GIVEN PASSAGE:
>>>>>

Like most anyone else who is able to hear or feel its message, I like music. I was a teenager in the 1960s, therefore I claim a peculiar kind of ownership of the Beatles, the Beach Boys, Crosby, Stills & Nash (and, to a lesser degree, Neil Young — he was an add-on), and eventually the Eagles. I didn’t care much for the Stones, though driving down the road bellowing Jumping Jack Flash at the top of my lungs and badly is something I’ve always liked doing.

I like Christmas music. I start playing it in the car in mid-October and don’t stop until the ball drops on New Year’s Eve. At church, even if the sermon doesn’t reach me, the music usually does. For a few shining moments during my children’s adolescent years, music gave us a common language. I didn’t like their rock and roll much, but sometimes I listened right, maybe with a mother’s heart, and heard what I should hear. But I guess I’m not really talking about the music there; I’m talking about hearing what my kids were trying to tell me.

Music is nice, but if I had to give it a number on a ten-scale of importance in my life, it would slip in there around five. Far more important than television and movies, but way behind books and sunsets. I would miss it if I couldn’t hear it anymore, but, you know, not that much. Like most writers, I have infinite esteem for the written word, and as one who tends to write short, I admire songwriters’ ability to condense entire thoughts into a few lines. But then, how hard can it be to write a couple of pages as opposed to a book?

The boyfriend, on the other hand, loves music. He plays the guitar and sings the first time I ever saw him was at a school dance (although he didn’t see me; that came later) and hears nuances in songs that I can’t even understand when he explains, much less hear with my own tin ear. He is not a man who cries, but I’ve seen tears slip from the corners of his eyes when he hears certain songs. Feels certain songs. He doesn’t like music videos because they tell the stories of the music differently than he hears them. Conversely, the videos give me a better understanding of what the songwriter and the artist are trying to say; they will make me like that which I previously did not.

We’ve gotten better about some things over the years. I’ve learned not to constantly interrupt him while he’s watching television, because he cares about what he’s watching. He’s learned not to badger me about books lying around because I love books. But we’ve never reached a communication point on music. He likes it loud; I want to barely hear it. He hears the lyrics instantly; I’m still saying “huh?” the fifth make that the tenth time I hear a song. He hears riffs and leads and chords; I hear that thing there in the middle somewhere. Like I said before, he feels the music. I don’t.

Except for sometimes.

<<<<<

RAW RECORDS:
>>>>>

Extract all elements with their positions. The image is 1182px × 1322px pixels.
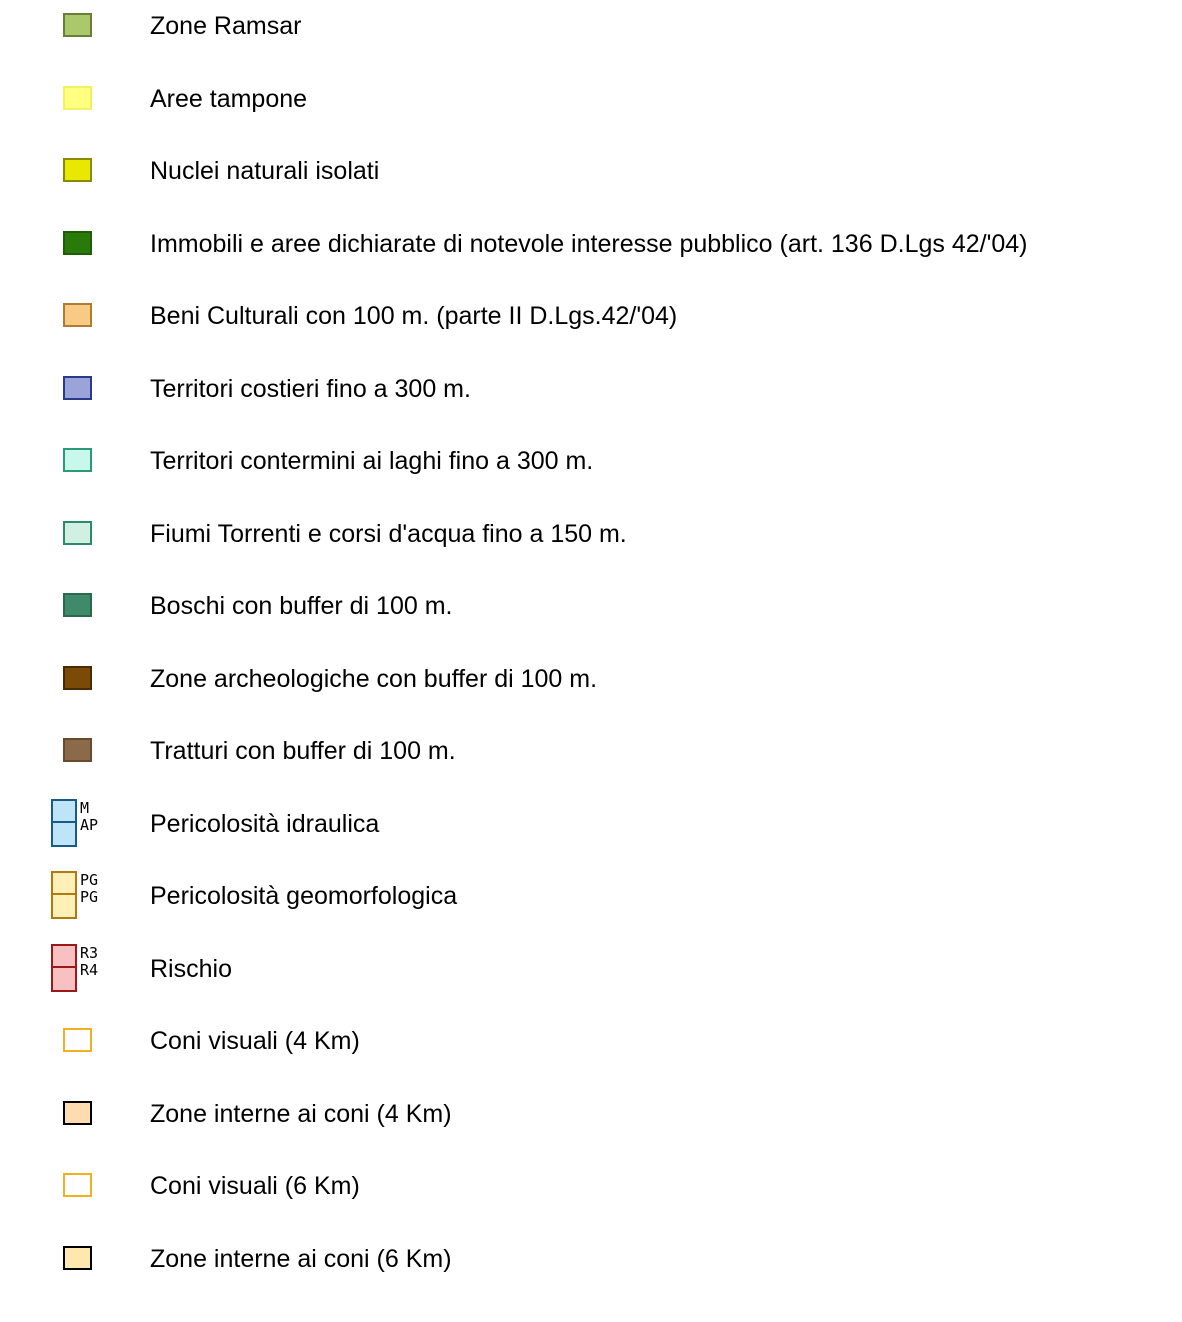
legend-item-label: Territori contermini ai laghi fino a 300… [150,447,594,475]
legend-item-label: Immobili e aree dichiarate di notevole i… [150,230,1028,258]
legend-item: Fiumi Torrenti e corsi d'acqua fino a 15… [0,509,1182,559]
legend-item: Coni visuali (6 Km) [0,1161,1182,1211]
peach-square [63,1101,92,1125]
orange-square [63,303,92,327]
swatch-top-half [53,946,75,968]
swatch-code-labels: M AP [80,800,98,834]
legend-item: Aree tampone [0,74,1182,124]
risk-split-icon [51,944,77,992]
legend-item: Zone interne ai coni (4 Km) [0,1089,1182,1139]
legend-item-label: Pericolosità geomorfologica [150,882,458,910]
legend-item: Territori costieri fino a 300 m. [0,364,1182,414]
legend-item: Zone archeologiche con buffer di 100 m. [0,654,1182,704]
legend-item: M AP Pericolosità idraulica [0,799,1182,849]
green-square [63,13,92,37]
swatch-code: PG [80,888,98,906]
legend-item: Nuclei naturali isolati [0,146,1182,196]
swatch-code: R4 [80,961,98,979]
geomorphological-hazard-split-icon [51,871,77,919]
legend-item-label: Fiumi Torrenti e corsi d'acqua fino a 15… [150,520,627,548]
aqua-square [63,448,92,472]
legend-item: Beni Culturali con 100 m. (parte II D.Lg… [0,291,1182,341]
legend-item-label: Coni visuali (6 Km) [150,1172,360,1200]
swatch-bottom-half [53,966,75,990]
swatch-code-labels: PG PG [80,872,98,906]
blue-square [63,376,92,400]
legend-item-label: Rischio [150,955,232,983]
swatch-bottom-half [53,893,75,917]
legend-item: Zone interne ai coni (6 Km) [0,1234,1182,1284]
light-yellow-square [63,86,92,110]
hydraulic-hazard-split-icon [51,799,77,847]
legend-item-label: Boschi con buffer di 100 m. [150,592,453,620]
legend-item: Zone Ramsar [0,1,1182,51]
legend-item-label: Beni Culturali con 100 m. (parte II D.Lg… [150,302,678,330]
taupe-square [63,738,92,762]
legend-item: Territori contermini ai laghi fino a 300… [0,436,1182,486]
pale-aqua-square [63,521,92,545]
legend-item: Boschi con buffer di 100 m. [0,581,1182,631]
map-legend: Zone Ramsar Aree tampone Nuclei naturali i… [0,0,1182,1322]
outline-orange-square [63,1173,92,1197]
swatch-code: PG [80,872,98,889]
swatch-code: M [80,800,90,817]
dark-green-square [63,231,92,255]
legend-item: PG PG Pericolosità geomorfologica [0,871,1182,921]
swatch-code-labels: R3 R4 [80,945,98,979]
legend-item-label: Territori costieri fino a 300 m. [150,375,471,403]
legend-item-label: Zone archeologiche con buffer di 100 m. [150,665,598,693]
legend-item-label: Zone Ramsar [150,12,302,40]
swatch-top-half [53,801,75,823]
legend-item-label: Zone interne ai coni (4 Km) [150,1100,452,1128]
legend-item: Immobili e aree dichiarate di notevole i… [0,219,1182,269]
swatch-code: R3 [80,945,98,962]
legend-item-label: Zone interne ai coni (6 Km) [150,1245,452,1273]
legend-item: Tratturi con buffer di 100 m. [0,726,1182,776]
outline-orange-square [63,1028,92,1052]
legend-item: Coni visuali (4 Km) [0,1016,1182,1066]
light-peach-square [63,1246,92,1270]
swatch-top-half [53,873,75,895]
legend-item-label: Nuclei naturali isolati [150,157,380,185]
legend-item: R3 R4 Rischio [0,944,1182,994]
legend-item-label: Tratturi con buffer di 100 m. [150,737,456,765]
swatch-bottom-half [53,821,75,845]
brown-square [63,666,92,690]
yellow-square [63,158,92,182]
legend-item-label: Pericolosità idraulica [150,810,380,838]
legend-item-label: Aree tampone [150,85,308,113]
teal-square [63,593,92,617]
legend-item-label: Coni visuali (4 Km) [150,1027,360,1055]
swatch-code: AP [80,816,98,834]
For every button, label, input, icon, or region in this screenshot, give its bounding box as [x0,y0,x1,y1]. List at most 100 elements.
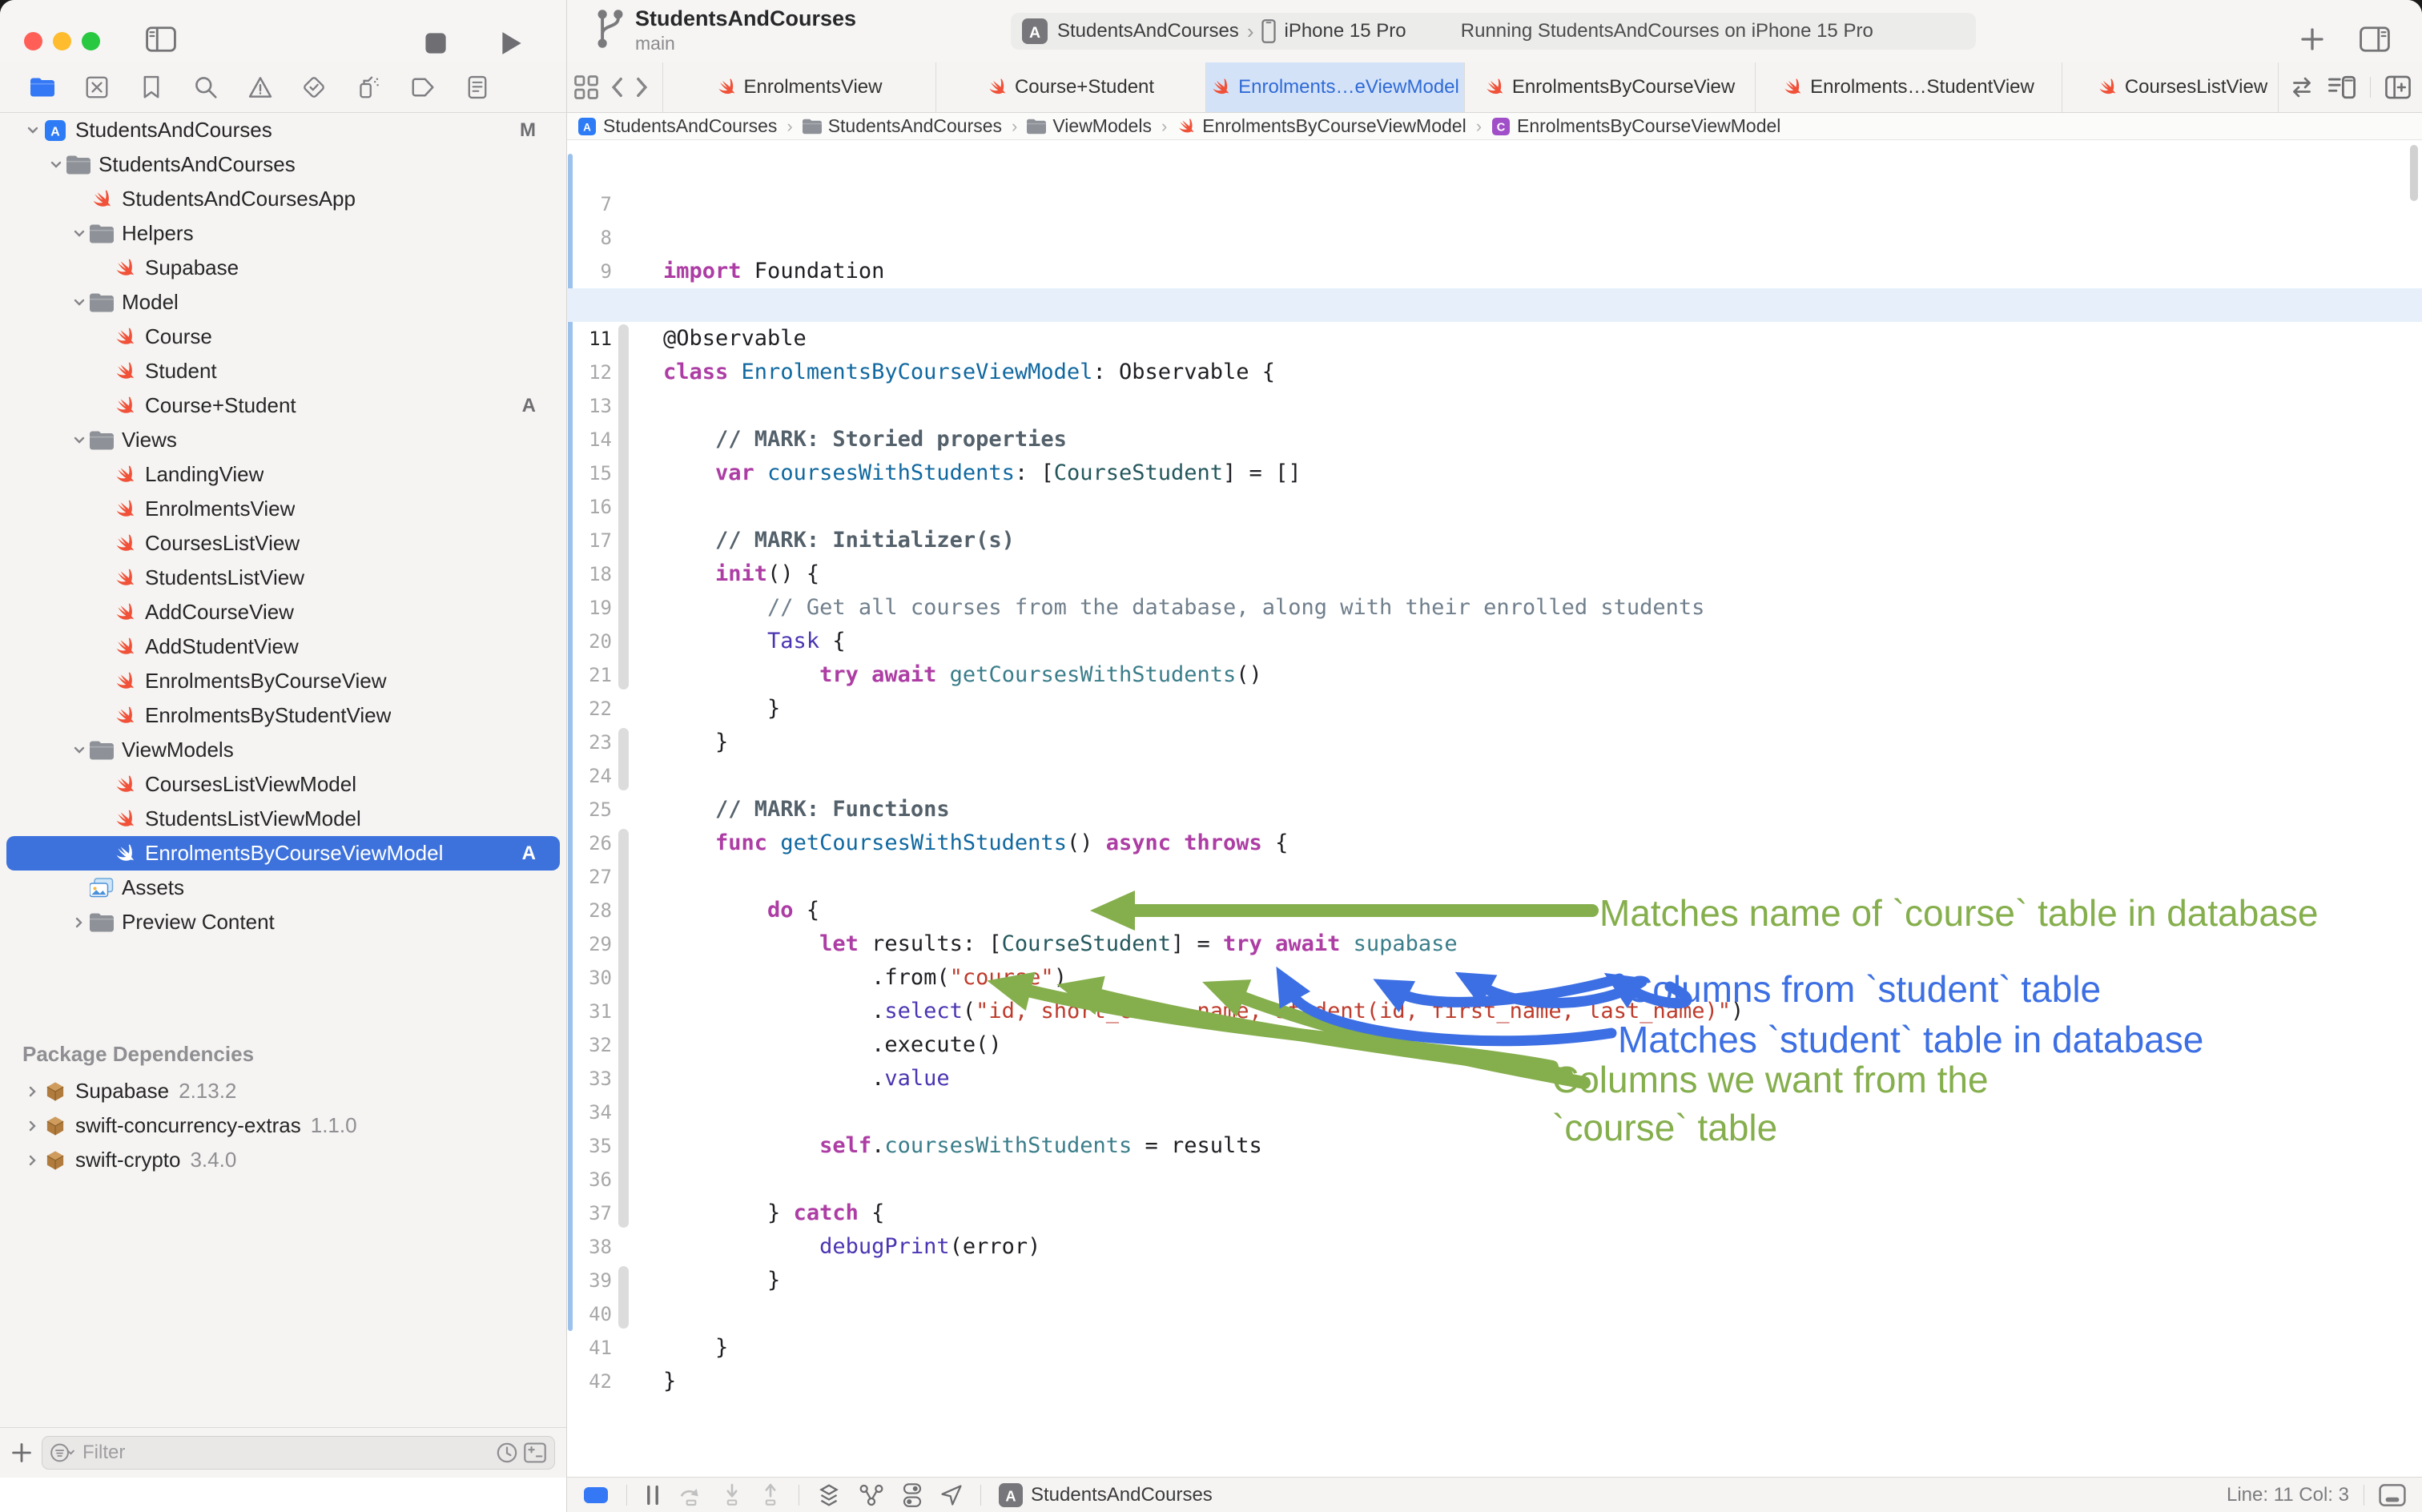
running-app-entry[interactable]: A StudentsAndCourses [999,1483,1213,1507]
sidebar-item-studentsandcourses[interactable]: A StudentsAndCourses M [6,113,560,147]
code-line-42[interactable]: 42 [567,1331,2422,1365]
code-line-8[interactable]: 8 import Foundation [567,187,2422,221]
sidebar-item-studentsandcoursesapp[interactable]: StudentsAndCoursesApp [6,182,560,216]
code-line-38[interactable]: 38 } [567,1196,2422,1230]
tab-enrolments-studentview[interactable]: Enrolments…StudentView [1755,62,2062,112]
tab-enrolments-eviewmodel[interactable]: Enrolments…eViewModel [1205,62,1464,112]
sourcecontrol-filter-icon[interactable] [524,1442,546,1463]
navigator-reports-icon[interactable] [465,75,489,99]
editor-scrollbar[interactable] [2410,145,2418,201]
sidebar-item-preview-content[interactable]: Preview Content [6,905,560,939]
code-line-40[interactable]: 40 } [567,1264,2422,1297]
code-line-37[interactable]: 37 debugPrint(error) [567,1163,2422,1196]
code-line-23[interactable]: 23 [567,692,2422,726]
sidebar-item-views[interactable]: Views [6,423,560,457]
disclosure-down-icon[interactable] [69,436,90,444]
code-line-24[interactable]: 24 // MARK: Functions [567,726,2422,759]
code-line-18[interactable]: 18 // Get all courses from the database,… [567,524,2422,557]
disclosure-down-icon[interactable] [69,230,90,238]
code-line-19[interactable]: 19 Task { [567,557,2422,591]
add-button[interactable] [2300,27,2324,51]
breadcrumb-enrolmentsbycourseviewmodel-3[interactable]: EnrolmentsByCourseViewModel [1177,115,1466,137]
sidebar-item-supabase[interactable]: Supabase [6,251,560,285]
disclosure-right-icon[interactable] [22,1120,43,1132]
code-line-9[interactable]: 9 [567,221,2422,255]
environment-overrides-icon[interactable] [902,1483,923,1507]
sidebar-item-course[interactable]: Course [6,320,560,354]
navigator-tests-icon[interactable] [302,75,326,99]
code-line-25[interactable]: 25 func getCoursesWithStudents() async t… [567,759,2422,793]
sidebar-item-course-student[interactable]: Course+Student A [6,388,560,423]
go-back-icon[interactable] [610,77,624,98]
code-line-20[interactable]: 20 try await getCoursesWithStudents() [567,591,2422,625]
breadcrumb-studentsandcourses-0[interactable]: A StudentsAndCourses [577,115,777,137]
sidebar-item-enrolmentsbycourseviewmodel[interactable]: EnrolmentsByCourseViewModel A [6,836,560,871]
related-items-icon[interactable] [574,75,598,99]
navigator-issues-icon[interactable] [248,75,272,99]
toggle-right-sidebar-icon[interactable] [2360,26,2390,53]
stop-button[interactable] [424,32,447,54]
sidebar-item-landingview[interactable]: LandingView [6,457,560,492]
code-line-27[interactable]: 27 do { [567,826,2422,860]
sidebar-divider[interactable] [566,0,567,1512]
code-line-14[interactable]: 14 var coursesWithStudents: [CourseStude… [567,389,2422,423]
code-line-39[interactable]: 39 [567,1230,2422,1264]
navigator-debug-icon[interactable] [356,75,380,99]
sidebar-item-enrolmentsbystudentview[interactable]: EnrolmentsByStudentView [6,698,560,733]
disclosure-down-icon[interactable] [46,161,66,169]
breadcrumb-viewmodels-2[interactable]: ViewModels [1027,115,1152,137]
tab-courseslistview[interactable]: CoursesListView [2062,62,2278,112]
add-file-button[interactable] [11,1442,32,1463]
code-line-17[interactable]: 17 init() { [567,490,2422,524]
toggle-left-sidebar-icon[interactable] [146,26,176,53]
sidebar-item-addstudentview[interactable]: AddStudentView [6,629,560,664]
navigator-breakpoints-icon[interactable] [411,75,435,99]
disclosure-right-icon[interactable] [22,1155,43,1166]
disclosure-down-icon[interactable] [69,746,90,754]
sidebar-item-addcourseview[interactable]: AddCourseView [6,595,560,629]
sidebar-item-helpers[interactable]: Helpers [6,216,560,251]
disclosure-right-icon[interactable] [22,1086,43,1097]
editor-layout-button[interactable] [583,1486,609,1505]
memory-graph-icon[interactable] [859,1483,884,1507]
code-line-22[interactable]: 22 } [567,658,2422,692]
adjust-editor-icon[interactable] [2328,75,2356,99]
sidebar-item-assets[interactable]: Assets [6,871,560,905]
source-editor[interactable]: 7 8 import Foundation 9 10 @Observable 1… [567,140,2422,1477]
tab-enrolmentsview[interactable]: EnrolmentsView [662,62,935,112]
sidebar-item-courseslistview[interactable]: CoursesListView [6,526,560,561]
sidebar-item-enrolmentsview[interactable]: EnrolmentsView [6,492,560,526]
navigator-source-control-icon[interactable] [85,75,109,99]
code-line-34[interactable]: 34 self.coursesWithStudents = results [567,1062,2422,1096]
sidebar-item-viewmodels[interactable]: ViewModels [6,733,560,767]
sidebar-item-studentslistviewmodel[interactable]: StudentsListViewModel [6,802,560,836]
filter-input[interactable] [81,1441,490,1465]
breadcrumb-enrolmentsbycourseviewmodel-4[interactable]: C EnrolmentsByCourseViewModel [1491,115,1780,137]
disclosure-down-icon[interactable] [22,127,43,135]
code-line-35[interactable]: 35 [567,1096,2422,1129]
sidebar-item-courseslistviewmodel[interactable]: CoursesListViewModel [6,767,560,802]
navigator-project-icon[interactable] [30,75,54,99]
zoom-button[interactable] [82,32,100,50]
run-button[interactable] [500,30,524,56]
navigator-bookmarks-icon[interactable] [139,75,163,99]
code-line-13[interactable]: 13 // MARK: Storied properties [567,356,2422,389]
package-supabase[interactable]: Supabase 2.13.2 [6,1074,560,1108]
package-swift-crypto[interactable]: swift-crypto 3.4.0 [6,1143,560,1177]
code-line-11[interactable]: 11 class EnrolmentsByCourseViewModel: Ob… [567,288,2422,322]
package-swift-concurrency-extras[interactable]: swift-concurrency-extras 1.1.0 [6,1108,560,1143]
sidebar-item-student[interactable]: Student [6,354,560,388]
add-editor-icon[interactable] [2385,75,2411,99]
sidebar-item-studentsandcourses[interactable]: StudentsAndCourses [6,147,560,182]
code-line-12[interactable]: 12 [567,322,2422,356]
navigator-find-icon[interactable] [194,75,218,99]
code-line-26[interactable]: 26 [567,793,2422,826]
simulate-location-icon[interactable] [940,1483,963,1507]
filter-field[interactable] [42,1436,555,1470]
sidebar-item-studentslistview[interactable]: StudentsListView [6,561,560,595]
recent-files-icon[interactable] [497,1442,517,1463]
scheme-name[interactable]: StudentsAndCourses [1057,20,1239,42]
tab-enrolmentsbycourseview[interactable]: EnrolmentsByCourseView [1464,62,1755,112]
minimap-toggle-icon[interactable] [2379,1484,2406,1506]
disclosure-down-icon[interactable] [69,299,90,307]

<<<<<

SHORT PROBLEM 1: List every band or musician named in the essay about music.
SHORT PROBLEM 2: Pick up the essay about music after its last sentence and continue it.

EXERCISE RESULT 1:
- The Beatles
- The Beach Boys
- Crosby, Stills & Nash
- Neil Young
- The Eagles
- The Stones

EXERCISE RESULT 2:
I was at a program at my grandsons’ school. The fifth graders, including one little girl with a voice like starlight, sang a medley of patriotic songs to the veterans in the audience. Their fathers, grandfathers, and uncles. I didn’t know I was crying until my daughter’s friend Georgina said, “Oh, God, stop,” and gave me the tissue she wasn’t using.

And then there are the times I try to sing Puff, the Magic Dragon. At Peter, Paul, and Mary concerts, everyone sings along with “Puff.” Except me. And probably a few other moms of grown children who weep not for Puff but for the children we will always miss no matter how much we like the adults they became.

Or when we sing Amazing Grace in church. We get to the last verse, the one everyone sings loud and joyous, and my throat clogs up.

However, I flip the knobs of my car radio constantly, much like my husband does the TV remote. I’m looking for music I like, and it’s hard to find. When I do find something, it’s way too often accompanied by DJs who laugh too much and too loud. This is one of the reasons music is only a five on my importance scale.

Except...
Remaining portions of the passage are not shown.